Exercise input:
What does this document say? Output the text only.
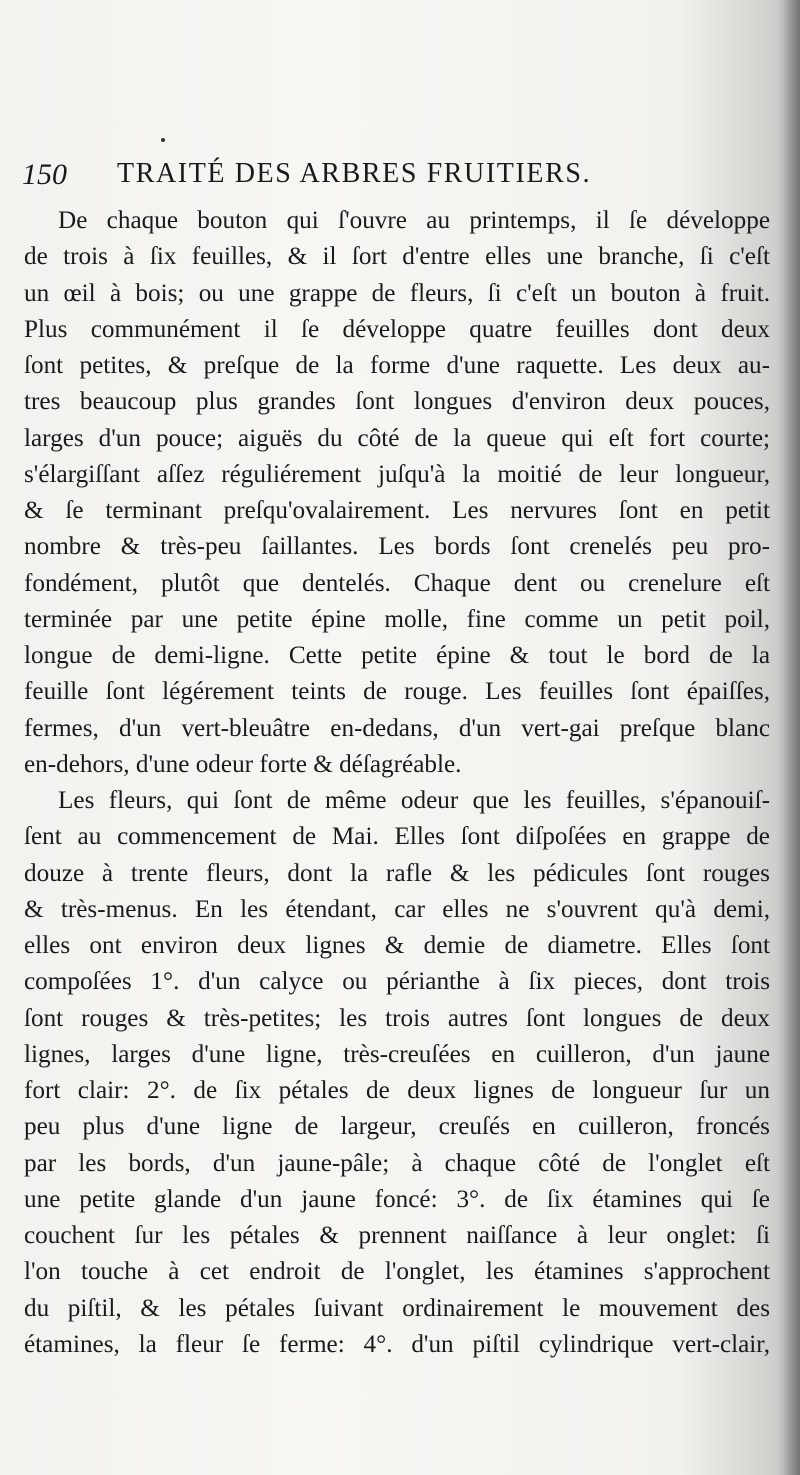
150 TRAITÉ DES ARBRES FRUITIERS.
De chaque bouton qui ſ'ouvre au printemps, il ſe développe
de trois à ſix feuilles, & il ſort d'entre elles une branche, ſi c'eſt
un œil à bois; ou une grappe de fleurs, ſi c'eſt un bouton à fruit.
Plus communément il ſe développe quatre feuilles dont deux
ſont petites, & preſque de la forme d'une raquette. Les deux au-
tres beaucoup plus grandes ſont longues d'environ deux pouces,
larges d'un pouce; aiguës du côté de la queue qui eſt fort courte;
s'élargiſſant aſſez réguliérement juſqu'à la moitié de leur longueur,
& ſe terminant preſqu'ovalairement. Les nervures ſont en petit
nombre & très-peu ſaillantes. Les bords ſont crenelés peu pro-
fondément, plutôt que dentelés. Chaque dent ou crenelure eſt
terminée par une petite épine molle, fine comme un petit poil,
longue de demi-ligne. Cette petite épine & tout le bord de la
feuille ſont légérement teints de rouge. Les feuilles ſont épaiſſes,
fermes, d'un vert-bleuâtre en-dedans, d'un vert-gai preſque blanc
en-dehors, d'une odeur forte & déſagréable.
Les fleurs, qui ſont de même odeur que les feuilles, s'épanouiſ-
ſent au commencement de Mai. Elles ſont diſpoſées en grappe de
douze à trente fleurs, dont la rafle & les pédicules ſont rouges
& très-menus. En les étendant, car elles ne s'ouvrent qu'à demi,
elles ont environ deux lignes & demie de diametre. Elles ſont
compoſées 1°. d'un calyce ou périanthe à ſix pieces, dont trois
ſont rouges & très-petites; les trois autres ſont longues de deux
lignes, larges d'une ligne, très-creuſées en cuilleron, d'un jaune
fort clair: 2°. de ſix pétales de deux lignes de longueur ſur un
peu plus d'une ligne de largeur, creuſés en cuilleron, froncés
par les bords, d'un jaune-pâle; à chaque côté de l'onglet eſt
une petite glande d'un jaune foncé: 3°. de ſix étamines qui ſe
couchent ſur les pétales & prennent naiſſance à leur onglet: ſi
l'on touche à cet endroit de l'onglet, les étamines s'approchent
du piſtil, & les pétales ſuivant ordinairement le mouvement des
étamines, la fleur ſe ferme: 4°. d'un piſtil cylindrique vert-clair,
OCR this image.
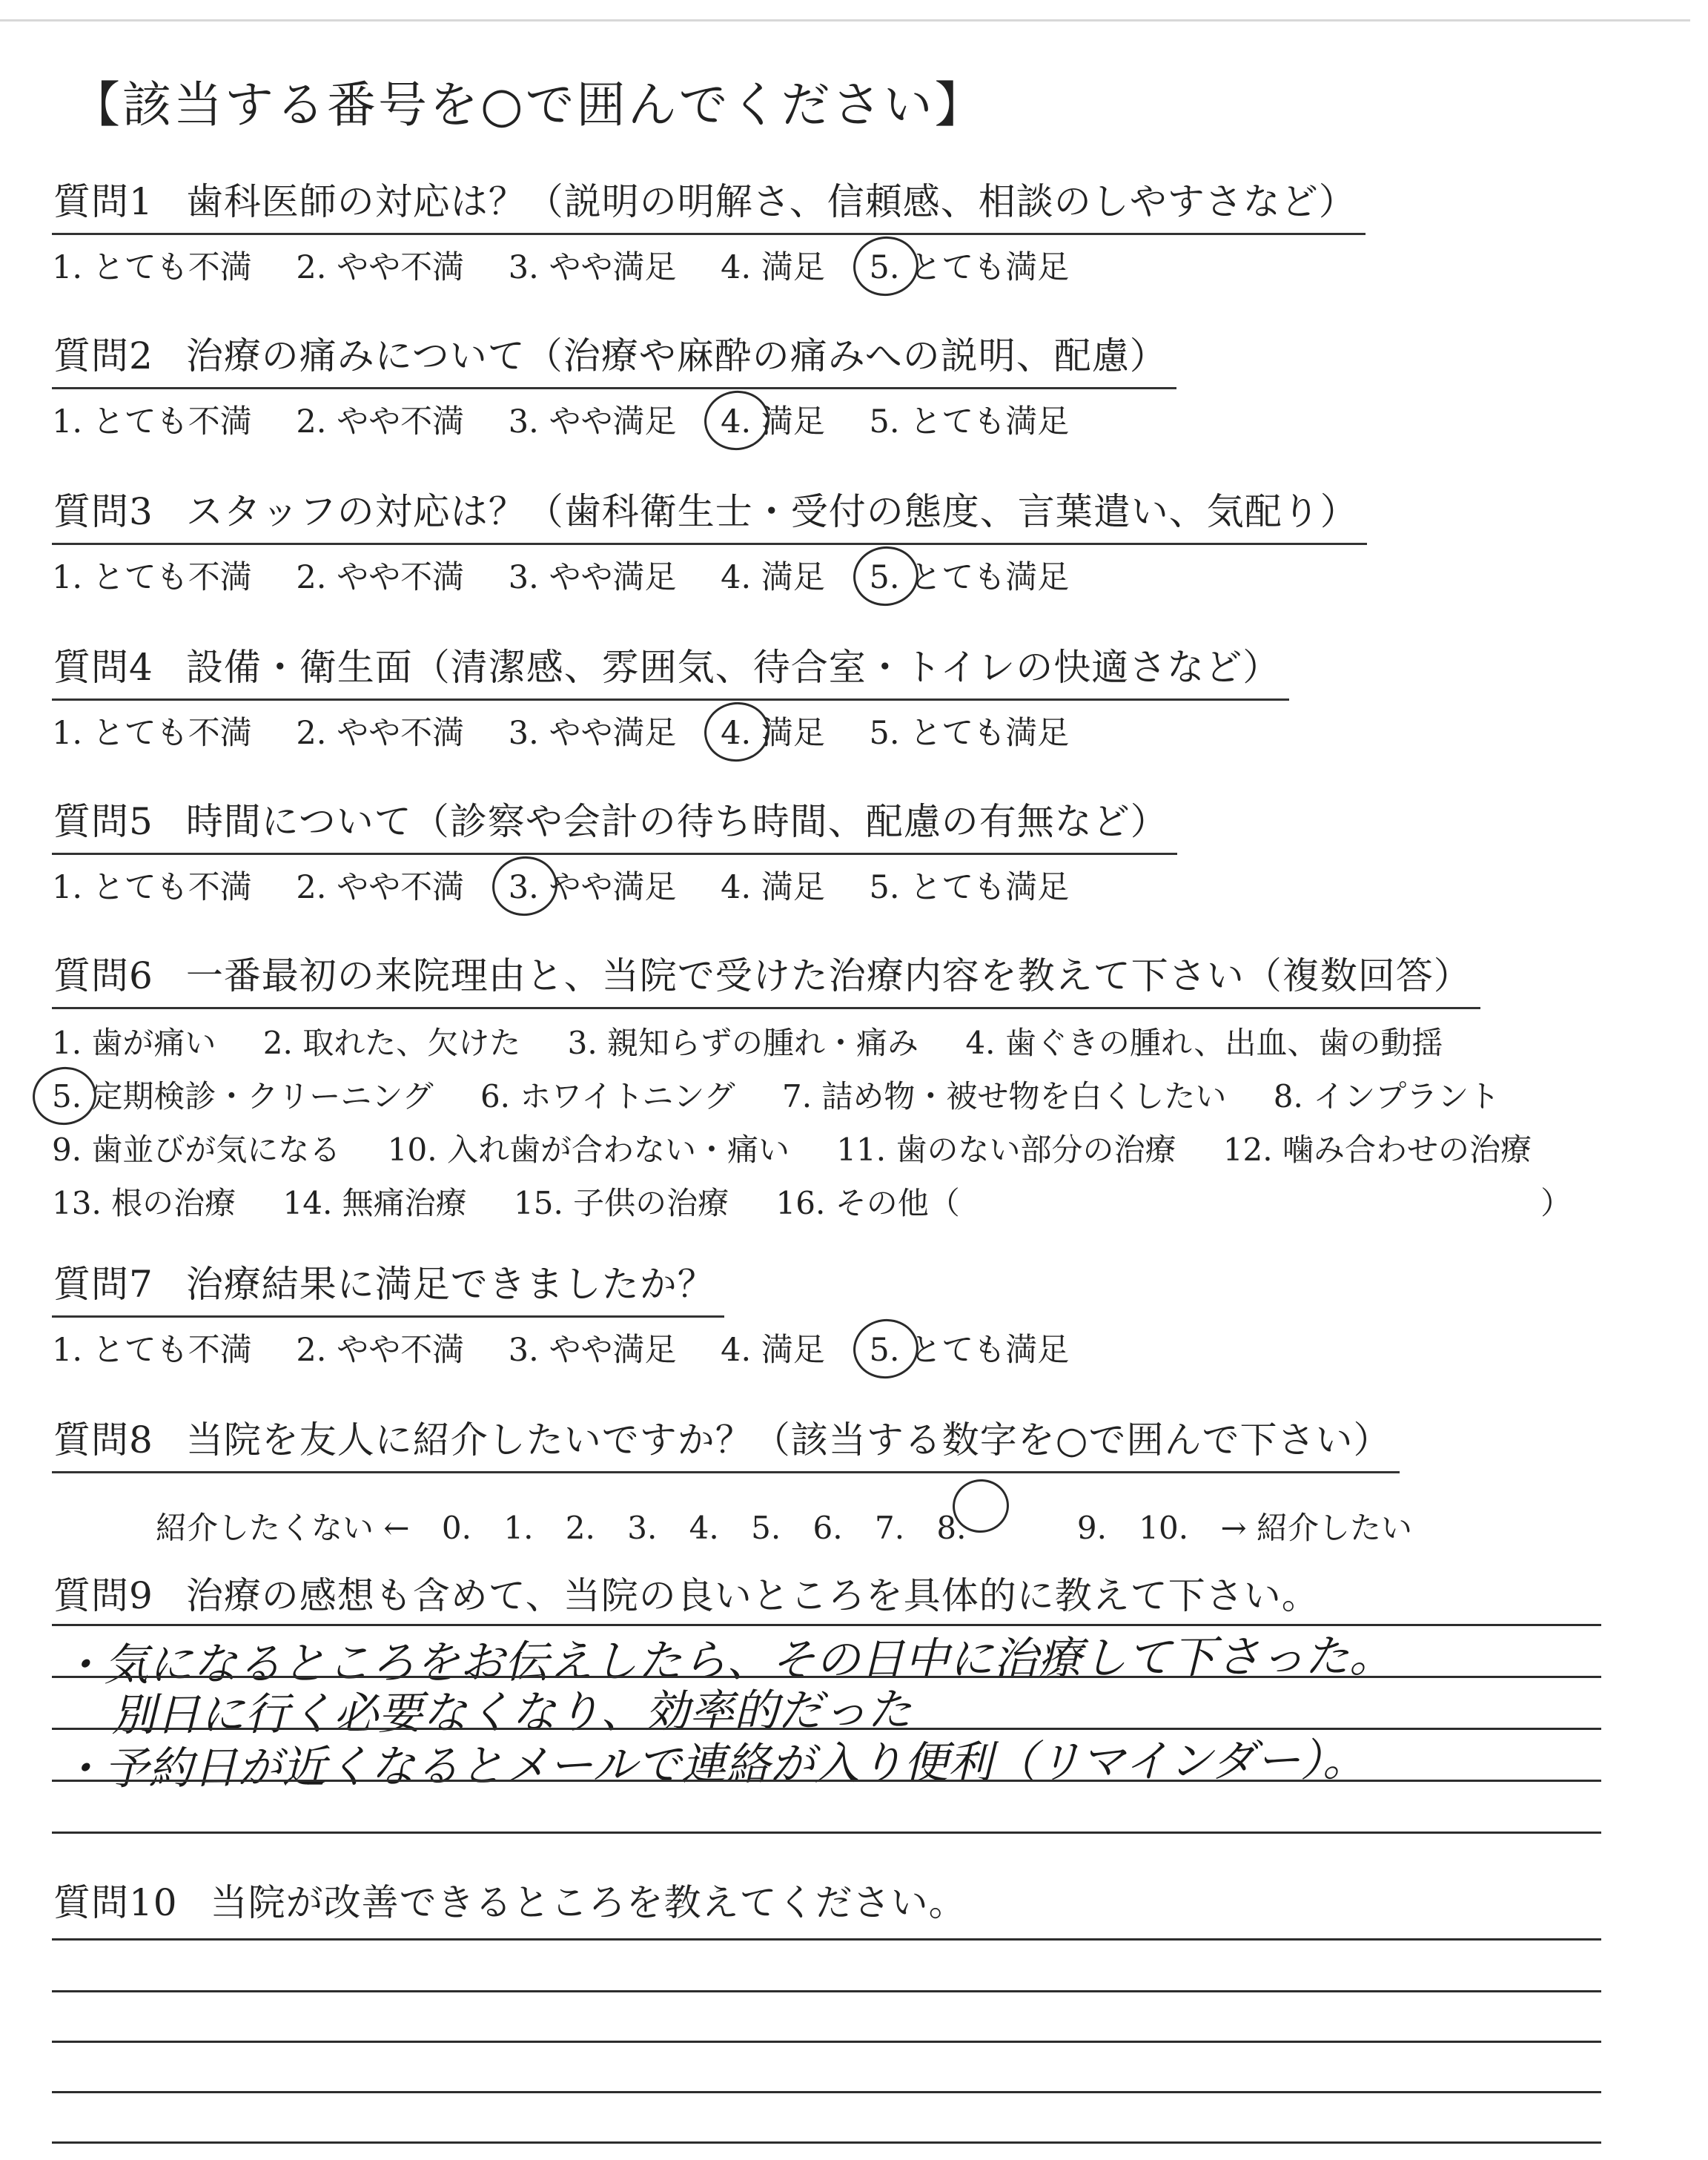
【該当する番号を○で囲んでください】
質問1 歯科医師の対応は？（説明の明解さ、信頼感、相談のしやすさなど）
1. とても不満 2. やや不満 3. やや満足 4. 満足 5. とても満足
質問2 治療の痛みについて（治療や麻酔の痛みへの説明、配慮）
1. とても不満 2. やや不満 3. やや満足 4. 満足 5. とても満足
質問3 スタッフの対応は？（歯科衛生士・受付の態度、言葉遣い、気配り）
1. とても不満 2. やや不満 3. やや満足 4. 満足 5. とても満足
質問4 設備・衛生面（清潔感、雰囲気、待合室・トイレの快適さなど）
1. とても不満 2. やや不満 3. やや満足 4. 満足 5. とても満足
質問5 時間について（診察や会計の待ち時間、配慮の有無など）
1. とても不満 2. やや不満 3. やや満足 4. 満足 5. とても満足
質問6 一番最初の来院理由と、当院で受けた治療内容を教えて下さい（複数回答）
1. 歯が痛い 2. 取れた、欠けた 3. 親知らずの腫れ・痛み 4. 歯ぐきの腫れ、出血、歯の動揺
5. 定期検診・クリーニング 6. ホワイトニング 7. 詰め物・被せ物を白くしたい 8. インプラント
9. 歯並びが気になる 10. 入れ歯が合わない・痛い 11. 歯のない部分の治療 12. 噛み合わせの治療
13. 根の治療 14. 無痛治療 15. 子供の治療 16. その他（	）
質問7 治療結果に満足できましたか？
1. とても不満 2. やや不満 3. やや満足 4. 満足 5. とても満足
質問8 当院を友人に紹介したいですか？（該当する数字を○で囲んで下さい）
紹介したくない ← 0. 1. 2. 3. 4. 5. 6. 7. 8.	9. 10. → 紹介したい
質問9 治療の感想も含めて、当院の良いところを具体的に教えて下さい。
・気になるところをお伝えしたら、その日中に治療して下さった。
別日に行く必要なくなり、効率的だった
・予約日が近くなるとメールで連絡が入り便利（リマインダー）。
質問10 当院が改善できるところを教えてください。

Problem details: Copy out each record shown above without alteration, skipping any picture.

Complete answer:
What does this document say? Output the text only.
150 TRAITÉ DES ARBRES FRUITIERS.
De chaque bouton qui ſ'ouvre au printemps, il ſe développe
de trois à ſix feuilles, & il ſort d'entre elles une branche, ſi c'eſt
un œil à bois; ou une grappe de fleurs, ſi c'eſt un bouton à fruit.
Plus communément il ſe développe quatre feuilles dont deux
ſont petites, & preſque de la forme d'une raquette. Les deux au-
tres beaucoup plus grandes ſont longues d'environ deux pouces,
larges d'un pouce; aiguës du côté de la queue qui eſt fort courte;
s'élargiſſant aſſez réguliérement juſqu'à la moitié de leur longueur,
& ſe terminant preſqu'ovalairement. Les nervures ſont en petit
nombre & très-peu ſaillantes. Les bords ſont crenelés peu pro-
fondément, plutôt que dentelés. Chaque dent ou crenelure eſt
terminée par une petite épine molle, fine comme un petit poil,
longue de demi-ligne. Cette petite épine & tout le bord de la
feuille ſont légérement teints de rouge. Les feuilles ſont épaiſſes,
fermes, d'un vert-bleuâtre en-dedans, d'un vert-gai preſque blanc
en-dehors, d'une odeur forte & déſagréable.
Les fleurs, qui ſont de même odeur que les feuilles, s'épanouiſ-
ſent au commencement de Mai. Elles ſont diſpoſées en grappe de
douze à trente fleurs, dont la rafle & les pédicules ſont rouges
& très-menus. En les étendant, car elles ne s'ouvrent qu'à demi,
elles ont environ deux lignes & demie de diametre. Elles ſont
compoſées 1°. d'un calyce ou périanthe à ſix pieces, dont trois
ſont rouges & très-petites; les trois autres ſont longues de deux
lignes, larges d'une ligne, très-creuſées en cuilleron, d'un jaune
fort clair: 2°. de ſix pétales de deux lignes de longueur ſur un
peu plus d'une ligne de largeur, creuſés en cuilleron, froncés
par les bords, d'un jaune-pâle; à chaque côté de l'onglet eſt
une petite glande d'un jaune foncé: 3°. de ſix étamines qui ſe
couchent ſur les pétales & prennent naiſſance à leur onglet: ſi
l'on touche à cet endroit de l'onglet, les étamines s'approchent
du piſtil, & les pétales ſuivant ordinairement le mouvement des
étamines, la fleur ſe ferme: 4°. d'un piſtil cylindrique vert-clair,
OCR this image.
【該当する番号を○で囲んでください】
質問1 歯科医師の対応は？（説明の明解さ、信頼感、相談のしやすさなど）
1. とても不満 2. やや不満 3. やや満足 4. 満足 5. とても満足
質問2 治療の痛みについて（治療や麻酔の痛みへの説明、配慮）
1. とても不満 2. やや不満 3. やや満足 4. 満足 5. とても満足
質問3 スタッフの対応は？（歯科衛生士・受付の態度、言葉遣い、気配り）
1. とても不満 2. やや不満 3. やや満足 4. 満足 5. とても満足
質問4 設備・衛生面（清潔感、雰囲気、待合室・トイレの快適さなど）
1. とても不満 2. やや不満 3. やや満足 4. 満足 5. とても満足
質問5 時間について（診察や会計の待ち時間、配慮の有無など）
1. とても不満 2. やや不満 3. やや満足 4. 満足 5. とても満足
質問6 一番最初の来院理由と、当院で受けた治療内容を教えて下さい（複数回答）
1. 歯が痛い 2. 取れた、欠けた 3. 親知らずの腫れ・痛み 4. 歯ぐきの腫れ、出血、歯の動揺
5. 定期検診・クリーニング 6. ホワイトニング 7. 詰め物・被せ物を白くしたい 8. インプラント
9. 歯並びが気になる 10. 入れ歯が合わない・痛い 11. 歯のない部分の治療 12. 噛み合わせの治療
13. 根の治療 14. 無痛治療 15. 子供の治療 16. その他（	）
質問7 治療結果に満足できましたか？
1. とても不満 2. やや不満 3. やや満足 4. 満足 5. とても満足
質問8 当院を友人に紹介したいですか？（該当する数字を○で囲んで下さい）
紹介したくない ← 0. 1. 2. 3. 4. 5. 6. 7. 8.	9. 10. → 紹介したい
質問9 治療の感想も含めて、当院の良いところを具体的に教えて下さい。
・気になるところをお伝えしたら、その日中に治療して下さった。
別日に行く必要なくなり、効率的だった
・予約日が近くなるとメールで連絡が入り便利（リマインダー）。
質問10 当院が改善できるところを教えてください。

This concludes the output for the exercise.